Texte de lecture -
◇ ◇ ◇ ◇

19/03/2013

Utopia


Utopia est une mini-série anglaise dont le premier épisode a été diffusé le 15 janvier  sur Channel 4, dont je vous parlais ici. La première saison s'est achevée il y a peu, j'ai digéré et je crois être prête à vous en parler. Je crois. D'abord, comme l'explique très bien le blog le Monde des Séries, il s'agit d'une série particulièrement soignée qui cherche à nous bouleverser, émotionnellement, visuellement, moralement. J'ai vu les premiers épisodes simultanément à Black Mirror et cela avait une résonance étrange et logique. Dans les deux séries on se retrouve dans une position très inconfortable de voyeur et dans les deux séries, il est impossible de détourner les yeux. On nous teste, à quel degré de violence saurons-nous résister ? Mais en même temps, tout est esthétiquement si parfait, si beau, que la violence paraît finalement irréelle et donc non-problématique. Ou comment nous plonger dans un état d'admiration et de plaisir provoqué par la facture visuelle exceptionnelle et nous retourner mentalement grâce à une énigme dont les clés sont fournies au compte-goutte avec grand renfort de violence, physique et mentale, parfois à la limite du supportable. Une expérience qui retourne, c'est le moins que l'on puisse dire.

◇ ◇ ◇ ◇

Matériel fourni -
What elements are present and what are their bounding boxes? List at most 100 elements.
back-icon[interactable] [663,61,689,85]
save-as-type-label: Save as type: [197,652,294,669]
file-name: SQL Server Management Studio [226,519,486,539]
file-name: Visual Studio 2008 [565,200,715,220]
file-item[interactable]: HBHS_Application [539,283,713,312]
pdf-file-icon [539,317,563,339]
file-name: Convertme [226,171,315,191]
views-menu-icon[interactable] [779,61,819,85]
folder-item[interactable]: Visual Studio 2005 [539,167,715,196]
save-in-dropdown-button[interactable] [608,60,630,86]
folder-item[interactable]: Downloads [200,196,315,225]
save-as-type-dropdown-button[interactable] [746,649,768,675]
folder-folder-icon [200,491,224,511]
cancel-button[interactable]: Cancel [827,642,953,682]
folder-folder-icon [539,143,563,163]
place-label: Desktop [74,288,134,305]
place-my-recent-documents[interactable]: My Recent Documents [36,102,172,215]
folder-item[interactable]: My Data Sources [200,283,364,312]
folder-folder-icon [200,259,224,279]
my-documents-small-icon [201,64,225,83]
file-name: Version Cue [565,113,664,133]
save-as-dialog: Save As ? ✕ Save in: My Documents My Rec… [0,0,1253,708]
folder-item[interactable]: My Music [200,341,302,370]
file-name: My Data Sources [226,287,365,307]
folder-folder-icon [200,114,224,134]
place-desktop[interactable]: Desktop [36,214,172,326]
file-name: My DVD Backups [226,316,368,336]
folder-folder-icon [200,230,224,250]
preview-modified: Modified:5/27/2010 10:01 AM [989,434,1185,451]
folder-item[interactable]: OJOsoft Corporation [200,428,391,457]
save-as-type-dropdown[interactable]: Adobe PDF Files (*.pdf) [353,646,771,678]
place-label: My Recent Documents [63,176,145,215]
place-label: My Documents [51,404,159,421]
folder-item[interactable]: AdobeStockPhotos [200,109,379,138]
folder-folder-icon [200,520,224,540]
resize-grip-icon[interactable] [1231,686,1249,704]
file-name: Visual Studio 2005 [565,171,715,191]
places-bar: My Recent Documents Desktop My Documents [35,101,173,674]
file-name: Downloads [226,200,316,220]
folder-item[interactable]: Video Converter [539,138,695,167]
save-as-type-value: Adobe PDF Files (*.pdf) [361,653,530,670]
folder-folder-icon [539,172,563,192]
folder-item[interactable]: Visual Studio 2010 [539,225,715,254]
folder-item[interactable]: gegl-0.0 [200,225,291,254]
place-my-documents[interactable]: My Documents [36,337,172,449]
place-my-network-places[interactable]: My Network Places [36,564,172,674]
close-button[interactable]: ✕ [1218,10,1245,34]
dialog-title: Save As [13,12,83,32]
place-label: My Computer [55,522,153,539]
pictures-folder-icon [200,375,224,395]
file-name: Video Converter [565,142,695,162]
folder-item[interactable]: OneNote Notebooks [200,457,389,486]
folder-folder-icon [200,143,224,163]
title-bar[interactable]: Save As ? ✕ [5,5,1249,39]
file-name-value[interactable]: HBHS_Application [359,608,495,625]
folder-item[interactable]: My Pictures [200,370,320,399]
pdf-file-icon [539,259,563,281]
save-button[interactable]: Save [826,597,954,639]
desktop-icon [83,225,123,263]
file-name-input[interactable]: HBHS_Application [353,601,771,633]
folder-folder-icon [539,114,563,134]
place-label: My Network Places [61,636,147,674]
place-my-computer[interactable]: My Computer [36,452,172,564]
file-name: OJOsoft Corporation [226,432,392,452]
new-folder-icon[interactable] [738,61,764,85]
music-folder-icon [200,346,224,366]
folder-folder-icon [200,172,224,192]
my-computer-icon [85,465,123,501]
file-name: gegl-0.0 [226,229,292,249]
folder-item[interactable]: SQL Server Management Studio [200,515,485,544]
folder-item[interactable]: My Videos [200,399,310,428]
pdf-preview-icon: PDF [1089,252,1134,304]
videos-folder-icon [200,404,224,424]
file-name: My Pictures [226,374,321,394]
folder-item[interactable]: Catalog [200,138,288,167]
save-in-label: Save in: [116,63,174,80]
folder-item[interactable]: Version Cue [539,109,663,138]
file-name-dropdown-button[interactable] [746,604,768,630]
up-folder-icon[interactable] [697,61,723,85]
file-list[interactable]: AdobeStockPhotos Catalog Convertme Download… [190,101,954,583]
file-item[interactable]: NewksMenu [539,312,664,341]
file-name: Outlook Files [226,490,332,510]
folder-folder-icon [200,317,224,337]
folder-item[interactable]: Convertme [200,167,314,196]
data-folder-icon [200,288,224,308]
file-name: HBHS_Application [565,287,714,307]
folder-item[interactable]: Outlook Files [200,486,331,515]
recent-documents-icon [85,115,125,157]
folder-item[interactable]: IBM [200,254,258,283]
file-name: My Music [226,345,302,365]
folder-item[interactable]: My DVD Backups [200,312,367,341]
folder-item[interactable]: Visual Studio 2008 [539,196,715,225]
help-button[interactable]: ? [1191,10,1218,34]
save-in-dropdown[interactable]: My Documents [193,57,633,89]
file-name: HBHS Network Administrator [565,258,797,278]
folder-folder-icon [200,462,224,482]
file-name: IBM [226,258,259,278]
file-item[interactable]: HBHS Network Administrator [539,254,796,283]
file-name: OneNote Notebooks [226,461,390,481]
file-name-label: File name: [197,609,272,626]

◇ ◇ ◇ ◇

Consignes à suivre -
- 1) Reformulez sous forme de liste le paragraphe de la critique d'Utopia qui commence par « Utopia est une mini-série anglaise », en gardant ses faits principaux.
- 2) Écrivez la suite de la critique de la série Utopia après sa dernière phrase.

Réponses par consigne -
- 1)
- Utopia est une mini-série anglaise. Son premier épisode a été diffusé le 15 janvier sur Channel 4, et la première saison s'est achevée récemment.
- Le blog le Monde des Séries la décrit comme une série particulièrement soignée, qui cherche à bouleverser le spectateur émotionnellement, visuellement et moralement.
- Ses premiers épisodes ont été vus en même temps que Black Mirror. Les deux séries placent le spectateur dans une position inconfortable de voyeur, sans qu'il puisse détourner les yeux, et testent sa résistance à la violence.
- L'esthétique est si parfaite que la violence paraît irréelle, donc non problématique.
- La série suscite l'admiration par sa facture visuelle exceptionnelle. Elle déstabilise aussi par une énigme dont les clés sont livrées au compte-goutte, avec une violence physique et mentale parfois à la limite du supportable.
- C'est une expérience qui retourne.

- 2)
Au cours de ces 6 épisodes, on suit 5 internautes qui ont décidé de se rencontrer IRL après avoir discuté sur le forum des fans d'Utopia, roman graphique teinté de science fiction mais surtout d'une énorme théorie de complot dont le tome 2 est apparemment en possession de l'un de ces 5 fans. Tout part en vrille très rapidement et on nous entraîne à toute vitesse dans une pyramide terrorisante et de plus en plus sombre sans qu'il ne soit possible de reprendre son souffle. Ceci pour le scénario. (Que j'ai trouvé un peu léger sur la fin, quoique parfaitement cohérent avec ce qui précède, peut-être un peu trop rapide alors que les 3 premiers épisodes nous laissent dans un flou épais que j'affectionne particulièrement. Mais j'apprends à l'instant qu'une saison 2 est prévue, yeah.)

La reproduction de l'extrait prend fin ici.